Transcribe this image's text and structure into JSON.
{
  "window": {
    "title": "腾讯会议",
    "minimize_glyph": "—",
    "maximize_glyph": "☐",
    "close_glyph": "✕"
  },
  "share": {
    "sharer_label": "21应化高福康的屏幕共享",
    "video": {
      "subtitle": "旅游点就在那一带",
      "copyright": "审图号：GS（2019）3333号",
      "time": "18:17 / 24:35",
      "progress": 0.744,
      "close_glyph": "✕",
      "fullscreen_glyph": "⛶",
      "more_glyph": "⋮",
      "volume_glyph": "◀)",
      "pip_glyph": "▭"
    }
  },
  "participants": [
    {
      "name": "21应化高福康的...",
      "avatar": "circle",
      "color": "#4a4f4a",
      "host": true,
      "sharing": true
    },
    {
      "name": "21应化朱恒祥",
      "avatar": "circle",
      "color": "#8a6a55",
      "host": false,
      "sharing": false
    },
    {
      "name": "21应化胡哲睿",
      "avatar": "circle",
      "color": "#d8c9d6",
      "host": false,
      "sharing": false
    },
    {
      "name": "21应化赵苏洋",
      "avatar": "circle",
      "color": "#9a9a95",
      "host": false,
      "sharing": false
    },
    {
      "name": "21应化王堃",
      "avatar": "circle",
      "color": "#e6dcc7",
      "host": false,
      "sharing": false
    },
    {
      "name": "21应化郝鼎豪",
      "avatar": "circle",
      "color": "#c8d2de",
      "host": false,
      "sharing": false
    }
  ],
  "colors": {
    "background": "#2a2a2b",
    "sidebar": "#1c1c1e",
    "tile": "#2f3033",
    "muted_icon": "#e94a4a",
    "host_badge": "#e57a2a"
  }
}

--------------------

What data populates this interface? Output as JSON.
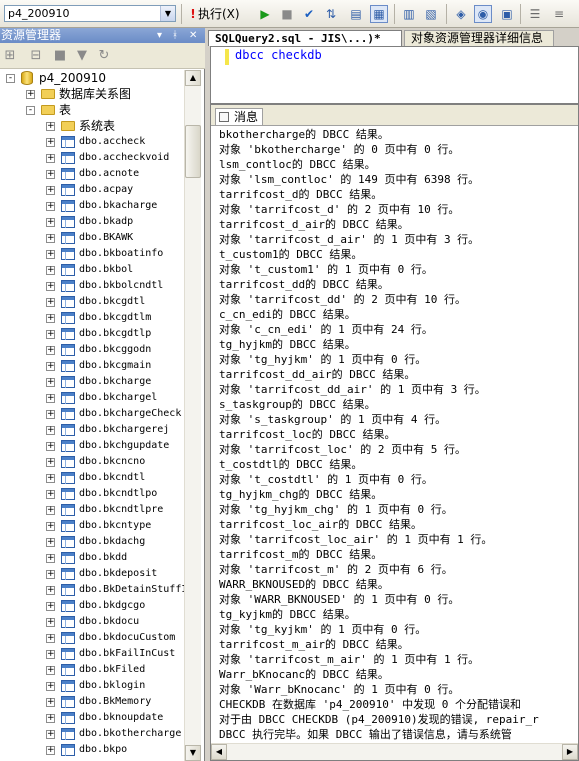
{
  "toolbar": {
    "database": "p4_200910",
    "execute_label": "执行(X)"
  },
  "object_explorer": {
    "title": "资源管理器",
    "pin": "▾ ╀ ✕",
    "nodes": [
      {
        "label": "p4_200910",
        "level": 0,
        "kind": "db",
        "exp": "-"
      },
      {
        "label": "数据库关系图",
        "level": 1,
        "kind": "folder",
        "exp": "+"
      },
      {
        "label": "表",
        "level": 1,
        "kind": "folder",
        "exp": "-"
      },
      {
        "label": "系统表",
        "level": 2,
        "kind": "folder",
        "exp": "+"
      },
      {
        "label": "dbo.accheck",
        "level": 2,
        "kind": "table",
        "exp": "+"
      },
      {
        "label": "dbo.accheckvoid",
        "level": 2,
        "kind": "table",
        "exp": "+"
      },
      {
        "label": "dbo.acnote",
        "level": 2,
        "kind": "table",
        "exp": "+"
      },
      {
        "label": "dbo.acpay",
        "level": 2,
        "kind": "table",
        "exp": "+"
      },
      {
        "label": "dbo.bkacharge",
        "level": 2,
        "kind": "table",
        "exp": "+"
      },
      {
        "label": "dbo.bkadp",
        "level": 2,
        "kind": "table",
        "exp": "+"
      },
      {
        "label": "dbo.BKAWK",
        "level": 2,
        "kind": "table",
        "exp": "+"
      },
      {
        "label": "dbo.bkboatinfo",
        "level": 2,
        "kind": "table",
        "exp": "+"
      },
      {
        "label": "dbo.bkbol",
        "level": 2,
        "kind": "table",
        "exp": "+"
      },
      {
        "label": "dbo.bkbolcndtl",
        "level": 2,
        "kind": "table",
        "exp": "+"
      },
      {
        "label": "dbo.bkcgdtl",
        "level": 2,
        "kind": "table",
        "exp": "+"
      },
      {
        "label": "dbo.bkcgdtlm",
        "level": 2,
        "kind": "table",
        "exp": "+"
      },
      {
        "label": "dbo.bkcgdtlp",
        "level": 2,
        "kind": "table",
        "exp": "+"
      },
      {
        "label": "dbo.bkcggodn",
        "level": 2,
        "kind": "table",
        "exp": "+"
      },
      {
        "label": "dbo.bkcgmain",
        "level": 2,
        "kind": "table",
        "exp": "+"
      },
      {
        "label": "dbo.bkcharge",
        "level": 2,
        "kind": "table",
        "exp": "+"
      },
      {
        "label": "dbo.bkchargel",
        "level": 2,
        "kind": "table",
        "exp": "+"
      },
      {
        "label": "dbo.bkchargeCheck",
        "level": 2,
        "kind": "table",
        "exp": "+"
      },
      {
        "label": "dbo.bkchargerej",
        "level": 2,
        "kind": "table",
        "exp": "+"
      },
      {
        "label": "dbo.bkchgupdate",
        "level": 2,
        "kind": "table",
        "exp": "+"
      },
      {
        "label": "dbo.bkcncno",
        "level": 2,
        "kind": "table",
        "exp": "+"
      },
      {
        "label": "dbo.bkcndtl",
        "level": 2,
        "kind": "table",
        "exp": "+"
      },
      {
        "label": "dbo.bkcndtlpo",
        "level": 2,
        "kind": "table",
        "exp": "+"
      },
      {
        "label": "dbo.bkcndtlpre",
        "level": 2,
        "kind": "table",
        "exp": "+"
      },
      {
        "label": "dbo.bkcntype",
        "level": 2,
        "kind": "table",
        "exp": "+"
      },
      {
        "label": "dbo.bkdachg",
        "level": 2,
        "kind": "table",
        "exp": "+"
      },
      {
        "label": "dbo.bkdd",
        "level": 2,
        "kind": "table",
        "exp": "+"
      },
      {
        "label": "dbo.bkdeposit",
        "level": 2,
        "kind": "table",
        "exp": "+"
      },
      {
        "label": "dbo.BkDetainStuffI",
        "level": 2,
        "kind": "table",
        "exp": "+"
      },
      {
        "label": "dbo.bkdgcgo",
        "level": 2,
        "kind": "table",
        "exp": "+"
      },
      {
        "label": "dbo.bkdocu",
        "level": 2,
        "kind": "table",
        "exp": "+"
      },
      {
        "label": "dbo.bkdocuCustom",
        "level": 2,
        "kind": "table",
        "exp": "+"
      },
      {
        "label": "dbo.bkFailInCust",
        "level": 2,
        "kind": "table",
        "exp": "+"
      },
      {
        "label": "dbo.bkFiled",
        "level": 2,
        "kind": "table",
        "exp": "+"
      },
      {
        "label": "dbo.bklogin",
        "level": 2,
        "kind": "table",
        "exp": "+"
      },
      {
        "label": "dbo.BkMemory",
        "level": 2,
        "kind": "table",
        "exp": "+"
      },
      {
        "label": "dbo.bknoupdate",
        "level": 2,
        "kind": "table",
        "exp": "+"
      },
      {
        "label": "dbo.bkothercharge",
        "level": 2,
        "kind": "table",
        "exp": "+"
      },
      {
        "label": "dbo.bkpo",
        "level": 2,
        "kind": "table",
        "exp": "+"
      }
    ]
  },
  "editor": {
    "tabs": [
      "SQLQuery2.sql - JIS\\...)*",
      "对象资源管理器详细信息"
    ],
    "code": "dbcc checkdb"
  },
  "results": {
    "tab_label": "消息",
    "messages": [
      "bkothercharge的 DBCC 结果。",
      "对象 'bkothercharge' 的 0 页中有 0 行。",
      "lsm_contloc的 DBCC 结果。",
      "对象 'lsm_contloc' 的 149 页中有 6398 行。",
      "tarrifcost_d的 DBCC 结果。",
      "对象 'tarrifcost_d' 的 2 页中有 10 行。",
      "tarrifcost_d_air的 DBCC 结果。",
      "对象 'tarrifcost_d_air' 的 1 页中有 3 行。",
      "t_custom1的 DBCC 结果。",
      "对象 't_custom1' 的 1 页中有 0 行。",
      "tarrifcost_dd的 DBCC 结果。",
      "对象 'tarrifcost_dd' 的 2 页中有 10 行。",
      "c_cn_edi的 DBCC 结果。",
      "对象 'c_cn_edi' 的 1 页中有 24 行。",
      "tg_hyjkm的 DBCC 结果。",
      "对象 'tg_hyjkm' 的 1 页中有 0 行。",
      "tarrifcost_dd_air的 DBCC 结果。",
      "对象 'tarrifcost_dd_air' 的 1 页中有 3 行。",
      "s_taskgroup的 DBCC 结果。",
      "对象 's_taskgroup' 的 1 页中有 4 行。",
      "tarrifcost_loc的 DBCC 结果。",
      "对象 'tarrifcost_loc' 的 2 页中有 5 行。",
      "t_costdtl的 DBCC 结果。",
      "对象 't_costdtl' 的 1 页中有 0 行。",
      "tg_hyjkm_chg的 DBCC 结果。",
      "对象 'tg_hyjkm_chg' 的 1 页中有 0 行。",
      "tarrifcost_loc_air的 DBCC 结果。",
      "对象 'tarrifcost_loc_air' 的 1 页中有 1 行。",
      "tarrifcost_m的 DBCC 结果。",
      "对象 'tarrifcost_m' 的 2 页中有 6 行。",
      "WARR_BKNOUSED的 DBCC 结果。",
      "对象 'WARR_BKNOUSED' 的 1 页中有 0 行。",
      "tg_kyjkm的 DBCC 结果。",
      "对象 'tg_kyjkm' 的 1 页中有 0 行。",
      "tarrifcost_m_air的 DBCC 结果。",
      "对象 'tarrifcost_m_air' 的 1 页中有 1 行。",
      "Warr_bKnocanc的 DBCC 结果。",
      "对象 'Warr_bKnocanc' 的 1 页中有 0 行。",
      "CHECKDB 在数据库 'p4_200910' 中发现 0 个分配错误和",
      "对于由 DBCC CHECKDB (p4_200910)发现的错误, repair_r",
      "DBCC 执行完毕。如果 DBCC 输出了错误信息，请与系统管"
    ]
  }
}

--------------------

**Prompt:** Copy every line from the records above that contains the word "this".

**Expected answer:**
Transcribe this image's text and structure into JSON.
What data populates this interface? Output as JSON.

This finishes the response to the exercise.